*Directions for this task*: Check each line of the listing, and copy it if it contains the word "vero".

*Source records*:

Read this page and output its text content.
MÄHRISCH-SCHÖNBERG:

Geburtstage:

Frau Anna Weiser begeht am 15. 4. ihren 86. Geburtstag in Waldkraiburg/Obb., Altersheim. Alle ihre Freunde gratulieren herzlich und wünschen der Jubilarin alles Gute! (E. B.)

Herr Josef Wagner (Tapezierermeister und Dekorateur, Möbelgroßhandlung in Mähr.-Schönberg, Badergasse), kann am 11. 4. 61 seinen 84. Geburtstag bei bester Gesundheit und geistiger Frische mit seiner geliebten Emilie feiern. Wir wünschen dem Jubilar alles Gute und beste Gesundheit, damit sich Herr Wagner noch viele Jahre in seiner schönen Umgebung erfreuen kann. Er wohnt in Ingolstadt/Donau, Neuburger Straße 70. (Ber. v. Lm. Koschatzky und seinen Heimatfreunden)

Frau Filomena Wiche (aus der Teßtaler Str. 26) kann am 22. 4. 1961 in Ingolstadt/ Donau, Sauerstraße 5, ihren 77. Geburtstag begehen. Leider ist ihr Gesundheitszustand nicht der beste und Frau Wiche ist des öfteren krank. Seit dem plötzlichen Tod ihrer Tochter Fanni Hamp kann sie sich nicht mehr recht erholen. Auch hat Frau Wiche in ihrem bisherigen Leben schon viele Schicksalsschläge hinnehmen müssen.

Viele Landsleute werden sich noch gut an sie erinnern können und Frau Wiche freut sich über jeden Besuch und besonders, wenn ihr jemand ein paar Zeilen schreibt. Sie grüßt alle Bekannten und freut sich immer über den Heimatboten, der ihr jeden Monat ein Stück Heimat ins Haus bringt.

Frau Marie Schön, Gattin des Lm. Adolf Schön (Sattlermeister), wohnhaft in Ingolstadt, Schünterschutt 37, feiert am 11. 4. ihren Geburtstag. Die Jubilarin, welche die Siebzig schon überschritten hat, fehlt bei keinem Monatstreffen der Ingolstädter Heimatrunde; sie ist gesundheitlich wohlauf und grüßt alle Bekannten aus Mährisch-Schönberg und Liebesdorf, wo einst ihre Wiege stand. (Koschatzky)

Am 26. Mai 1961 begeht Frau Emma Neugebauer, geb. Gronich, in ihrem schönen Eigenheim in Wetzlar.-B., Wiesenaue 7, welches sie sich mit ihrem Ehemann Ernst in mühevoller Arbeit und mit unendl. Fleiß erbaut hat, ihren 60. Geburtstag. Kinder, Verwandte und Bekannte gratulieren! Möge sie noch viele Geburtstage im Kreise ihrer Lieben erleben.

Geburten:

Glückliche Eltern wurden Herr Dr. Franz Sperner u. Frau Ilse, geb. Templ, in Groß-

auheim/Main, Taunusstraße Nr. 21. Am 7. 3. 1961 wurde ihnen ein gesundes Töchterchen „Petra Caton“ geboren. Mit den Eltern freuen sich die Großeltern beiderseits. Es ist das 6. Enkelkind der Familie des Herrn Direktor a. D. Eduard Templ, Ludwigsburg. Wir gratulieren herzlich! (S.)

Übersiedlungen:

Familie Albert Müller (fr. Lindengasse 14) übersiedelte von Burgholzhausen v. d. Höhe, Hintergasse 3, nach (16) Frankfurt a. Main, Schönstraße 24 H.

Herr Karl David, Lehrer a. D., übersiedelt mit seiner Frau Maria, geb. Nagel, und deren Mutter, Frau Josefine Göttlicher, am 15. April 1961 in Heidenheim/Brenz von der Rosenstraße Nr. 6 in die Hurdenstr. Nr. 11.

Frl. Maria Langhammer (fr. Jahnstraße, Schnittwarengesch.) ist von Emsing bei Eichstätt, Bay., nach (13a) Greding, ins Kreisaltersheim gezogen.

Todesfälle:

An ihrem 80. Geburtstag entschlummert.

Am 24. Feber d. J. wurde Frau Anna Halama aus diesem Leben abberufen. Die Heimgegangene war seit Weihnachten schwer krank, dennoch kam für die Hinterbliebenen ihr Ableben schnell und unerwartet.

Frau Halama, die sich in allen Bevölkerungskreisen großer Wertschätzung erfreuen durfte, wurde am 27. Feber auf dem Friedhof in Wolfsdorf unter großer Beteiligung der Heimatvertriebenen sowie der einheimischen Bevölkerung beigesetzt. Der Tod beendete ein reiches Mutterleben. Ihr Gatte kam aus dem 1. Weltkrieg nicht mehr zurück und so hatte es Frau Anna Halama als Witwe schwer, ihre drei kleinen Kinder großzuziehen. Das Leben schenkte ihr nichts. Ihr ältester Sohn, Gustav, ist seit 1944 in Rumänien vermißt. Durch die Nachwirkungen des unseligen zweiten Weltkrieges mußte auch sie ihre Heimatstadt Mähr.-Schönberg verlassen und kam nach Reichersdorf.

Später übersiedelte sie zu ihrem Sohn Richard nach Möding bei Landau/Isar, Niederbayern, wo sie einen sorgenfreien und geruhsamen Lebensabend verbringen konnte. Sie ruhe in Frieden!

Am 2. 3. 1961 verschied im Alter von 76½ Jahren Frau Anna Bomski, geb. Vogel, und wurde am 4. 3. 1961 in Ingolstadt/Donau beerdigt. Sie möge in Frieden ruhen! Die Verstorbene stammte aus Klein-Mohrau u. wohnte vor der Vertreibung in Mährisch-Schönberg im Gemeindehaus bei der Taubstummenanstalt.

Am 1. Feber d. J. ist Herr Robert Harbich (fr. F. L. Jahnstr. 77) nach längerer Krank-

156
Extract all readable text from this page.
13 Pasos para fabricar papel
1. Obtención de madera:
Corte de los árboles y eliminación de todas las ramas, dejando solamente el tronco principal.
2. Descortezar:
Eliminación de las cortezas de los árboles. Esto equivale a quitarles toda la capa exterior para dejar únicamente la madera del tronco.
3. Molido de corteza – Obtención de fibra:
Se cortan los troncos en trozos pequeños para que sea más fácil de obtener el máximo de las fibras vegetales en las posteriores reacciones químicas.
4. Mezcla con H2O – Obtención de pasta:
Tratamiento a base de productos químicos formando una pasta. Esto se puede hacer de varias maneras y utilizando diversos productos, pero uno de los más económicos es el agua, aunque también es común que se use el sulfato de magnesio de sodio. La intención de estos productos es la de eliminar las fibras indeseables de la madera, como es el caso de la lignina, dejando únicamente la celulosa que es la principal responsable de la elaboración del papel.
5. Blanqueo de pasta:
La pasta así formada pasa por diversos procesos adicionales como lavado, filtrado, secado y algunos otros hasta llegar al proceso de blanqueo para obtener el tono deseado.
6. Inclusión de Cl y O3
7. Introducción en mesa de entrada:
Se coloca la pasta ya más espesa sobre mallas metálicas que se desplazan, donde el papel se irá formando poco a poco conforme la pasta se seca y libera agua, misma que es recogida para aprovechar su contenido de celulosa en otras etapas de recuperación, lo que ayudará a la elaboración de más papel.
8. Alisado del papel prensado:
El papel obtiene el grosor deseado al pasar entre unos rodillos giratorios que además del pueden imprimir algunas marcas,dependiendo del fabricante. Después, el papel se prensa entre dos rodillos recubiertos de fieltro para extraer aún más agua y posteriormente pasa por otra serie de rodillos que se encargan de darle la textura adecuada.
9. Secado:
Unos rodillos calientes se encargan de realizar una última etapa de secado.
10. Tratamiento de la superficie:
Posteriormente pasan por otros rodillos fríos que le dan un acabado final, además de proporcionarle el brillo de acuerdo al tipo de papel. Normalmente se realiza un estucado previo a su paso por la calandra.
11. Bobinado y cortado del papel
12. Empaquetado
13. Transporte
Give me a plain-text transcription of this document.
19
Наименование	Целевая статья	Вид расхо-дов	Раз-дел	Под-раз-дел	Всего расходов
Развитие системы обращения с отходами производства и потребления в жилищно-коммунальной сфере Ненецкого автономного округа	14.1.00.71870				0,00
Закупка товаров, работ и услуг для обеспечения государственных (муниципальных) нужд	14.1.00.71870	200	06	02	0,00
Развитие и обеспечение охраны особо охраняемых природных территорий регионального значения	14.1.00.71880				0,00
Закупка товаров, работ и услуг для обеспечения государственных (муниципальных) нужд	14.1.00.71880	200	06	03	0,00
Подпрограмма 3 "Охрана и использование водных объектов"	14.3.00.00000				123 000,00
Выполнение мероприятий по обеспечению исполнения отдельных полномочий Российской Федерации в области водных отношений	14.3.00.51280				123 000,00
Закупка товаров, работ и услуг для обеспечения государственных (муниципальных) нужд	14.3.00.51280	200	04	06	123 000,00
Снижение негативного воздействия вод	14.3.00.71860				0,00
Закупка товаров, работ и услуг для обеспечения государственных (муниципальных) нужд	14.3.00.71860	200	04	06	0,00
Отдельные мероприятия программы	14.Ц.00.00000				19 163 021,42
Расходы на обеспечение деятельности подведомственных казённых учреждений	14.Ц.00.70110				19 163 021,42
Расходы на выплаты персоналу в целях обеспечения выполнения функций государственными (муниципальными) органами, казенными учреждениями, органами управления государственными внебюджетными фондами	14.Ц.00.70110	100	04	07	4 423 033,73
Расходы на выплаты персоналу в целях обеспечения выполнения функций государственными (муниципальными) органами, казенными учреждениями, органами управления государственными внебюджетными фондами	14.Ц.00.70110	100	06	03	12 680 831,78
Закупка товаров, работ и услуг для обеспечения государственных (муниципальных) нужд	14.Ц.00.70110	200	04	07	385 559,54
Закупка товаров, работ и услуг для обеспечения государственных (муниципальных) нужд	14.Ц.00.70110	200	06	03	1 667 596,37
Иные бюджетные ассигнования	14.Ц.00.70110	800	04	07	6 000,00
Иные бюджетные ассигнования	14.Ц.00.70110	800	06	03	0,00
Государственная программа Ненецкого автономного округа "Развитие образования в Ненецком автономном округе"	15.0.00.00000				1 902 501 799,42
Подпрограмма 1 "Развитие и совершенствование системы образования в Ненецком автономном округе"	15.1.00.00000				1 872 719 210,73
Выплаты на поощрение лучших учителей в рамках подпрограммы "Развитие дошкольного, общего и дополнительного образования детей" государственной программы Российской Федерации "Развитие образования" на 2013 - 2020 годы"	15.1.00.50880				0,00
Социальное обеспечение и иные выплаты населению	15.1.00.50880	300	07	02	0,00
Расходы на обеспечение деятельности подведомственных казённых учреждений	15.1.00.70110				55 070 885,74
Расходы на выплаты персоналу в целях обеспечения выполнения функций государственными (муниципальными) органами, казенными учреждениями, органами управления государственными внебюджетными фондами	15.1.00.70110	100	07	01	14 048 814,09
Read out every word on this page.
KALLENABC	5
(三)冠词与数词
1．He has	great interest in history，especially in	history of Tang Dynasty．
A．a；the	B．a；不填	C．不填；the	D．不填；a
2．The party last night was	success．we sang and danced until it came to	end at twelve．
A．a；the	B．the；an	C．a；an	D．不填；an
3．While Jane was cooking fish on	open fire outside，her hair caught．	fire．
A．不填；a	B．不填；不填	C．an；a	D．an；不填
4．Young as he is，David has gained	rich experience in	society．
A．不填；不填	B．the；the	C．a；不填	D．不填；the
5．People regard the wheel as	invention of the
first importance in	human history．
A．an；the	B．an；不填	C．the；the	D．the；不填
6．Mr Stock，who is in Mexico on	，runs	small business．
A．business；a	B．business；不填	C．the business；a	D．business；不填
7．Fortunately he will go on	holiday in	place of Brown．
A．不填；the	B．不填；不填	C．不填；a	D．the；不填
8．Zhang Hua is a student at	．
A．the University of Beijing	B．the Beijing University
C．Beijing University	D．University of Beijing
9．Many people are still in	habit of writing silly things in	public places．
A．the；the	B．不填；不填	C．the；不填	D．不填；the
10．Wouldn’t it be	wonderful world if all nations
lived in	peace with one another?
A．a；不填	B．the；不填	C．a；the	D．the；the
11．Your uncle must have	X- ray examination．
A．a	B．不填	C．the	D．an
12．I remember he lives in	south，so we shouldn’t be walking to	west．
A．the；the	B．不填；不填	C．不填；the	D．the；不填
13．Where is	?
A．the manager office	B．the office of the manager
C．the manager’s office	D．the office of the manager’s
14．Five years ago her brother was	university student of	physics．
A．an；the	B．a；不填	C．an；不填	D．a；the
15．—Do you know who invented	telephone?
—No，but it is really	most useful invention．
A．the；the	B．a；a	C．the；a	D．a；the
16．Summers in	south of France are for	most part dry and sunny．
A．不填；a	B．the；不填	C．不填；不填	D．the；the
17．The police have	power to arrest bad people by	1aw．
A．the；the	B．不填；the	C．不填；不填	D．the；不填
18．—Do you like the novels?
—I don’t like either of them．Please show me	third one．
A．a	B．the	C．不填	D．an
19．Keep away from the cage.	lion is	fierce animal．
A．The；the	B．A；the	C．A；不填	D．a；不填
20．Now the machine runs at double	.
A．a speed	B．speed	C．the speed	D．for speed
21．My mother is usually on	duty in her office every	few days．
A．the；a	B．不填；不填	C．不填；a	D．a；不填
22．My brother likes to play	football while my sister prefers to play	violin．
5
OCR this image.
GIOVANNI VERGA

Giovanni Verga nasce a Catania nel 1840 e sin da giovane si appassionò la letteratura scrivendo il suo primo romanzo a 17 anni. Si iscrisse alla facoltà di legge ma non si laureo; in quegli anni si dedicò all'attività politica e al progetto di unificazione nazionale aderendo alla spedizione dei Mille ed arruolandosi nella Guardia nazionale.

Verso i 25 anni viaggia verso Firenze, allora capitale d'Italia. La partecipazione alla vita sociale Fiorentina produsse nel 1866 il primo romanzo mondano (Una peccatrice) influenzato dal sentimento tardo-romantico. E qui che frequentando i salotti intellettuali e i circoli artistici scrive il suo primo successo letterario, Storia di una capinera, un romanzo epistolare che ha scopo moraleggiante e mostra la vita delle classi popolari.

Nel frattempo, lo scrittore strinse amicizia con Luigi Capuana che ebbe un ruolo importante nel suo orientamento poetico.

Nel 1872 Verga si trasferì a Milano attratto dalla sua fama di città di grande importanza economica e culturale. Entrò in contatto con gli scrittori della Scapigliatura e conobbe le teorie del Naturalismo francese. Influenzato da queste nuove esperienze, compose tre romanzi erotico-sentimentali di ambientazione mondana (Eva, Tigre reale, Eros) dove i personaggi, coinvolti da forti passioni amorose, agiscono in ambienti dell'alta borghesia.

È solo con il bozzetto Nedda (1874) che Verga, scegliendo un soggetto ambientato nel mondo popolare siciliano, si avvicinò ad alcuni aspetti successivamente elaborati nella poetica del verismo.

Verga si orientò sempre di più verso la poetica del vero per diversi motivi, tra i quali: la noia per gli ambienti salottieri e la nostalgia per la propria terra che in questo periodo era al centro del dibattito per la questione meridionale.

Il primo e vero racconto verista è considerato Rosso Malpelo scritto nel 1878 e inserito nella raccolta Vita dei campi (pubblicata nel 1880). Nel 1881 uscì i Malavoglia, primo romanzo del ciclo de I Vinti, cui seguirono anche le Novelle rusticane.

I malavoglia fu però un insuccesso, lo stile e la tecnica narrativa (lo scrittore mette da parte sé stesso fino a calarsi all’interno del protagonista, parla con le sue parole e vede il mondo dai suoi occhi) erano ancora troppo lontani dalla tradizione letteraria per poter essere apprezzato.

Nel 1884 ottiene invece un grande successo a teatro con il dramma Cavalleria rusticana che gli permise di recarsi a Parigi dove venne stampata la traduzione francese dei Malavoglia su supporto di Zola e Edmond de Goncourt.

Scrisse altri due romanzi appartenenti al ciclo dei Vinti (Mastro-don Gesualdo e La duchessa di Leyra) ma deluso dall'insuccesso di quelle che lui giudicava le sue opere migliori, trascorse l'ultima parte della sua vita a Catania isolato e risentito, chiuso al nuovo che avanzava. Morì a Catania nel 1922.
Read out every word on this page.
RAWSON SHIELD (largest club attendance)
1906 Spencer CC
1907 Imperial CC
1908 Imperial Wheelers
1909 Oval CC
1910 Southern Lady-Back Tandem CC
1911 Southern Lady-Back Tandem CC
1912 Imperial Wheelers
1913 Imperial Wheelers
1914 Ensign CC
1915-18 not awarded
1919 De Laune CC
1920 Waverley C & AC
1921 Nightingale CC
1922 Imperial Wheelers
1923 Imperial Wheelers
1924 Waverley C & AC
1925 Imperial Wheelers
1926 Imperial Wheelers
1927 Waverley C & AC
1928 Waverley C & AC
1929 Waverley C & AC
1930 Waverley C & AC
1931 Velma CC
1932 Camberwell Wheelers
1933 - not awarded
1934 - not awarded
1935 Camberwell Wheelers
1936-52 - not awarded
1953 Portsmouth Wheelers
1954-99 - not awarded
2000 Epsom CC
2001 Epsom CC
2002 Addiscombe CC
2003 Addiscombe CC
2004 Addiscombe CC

*Full solution*:
Verga si orientò sempre di più verso la poetica del vero per diversi motivi, tra i quali: la noia per gli ambienti salottieri e la nostalgia per la propria terra che in questo periodo era al centro del dibattito per la questione meridionale.
Il primo e vero racconto verista è considerato Rosso Malpelo scritto nel 1878 e inserito nella raccolta Vita dei campi (pubblicata nel 1880). Nel 1881 uscì i Malavoglia, primo romanzo del ciclo de I Vinti, cui seguirono anche le Novelle rusticane.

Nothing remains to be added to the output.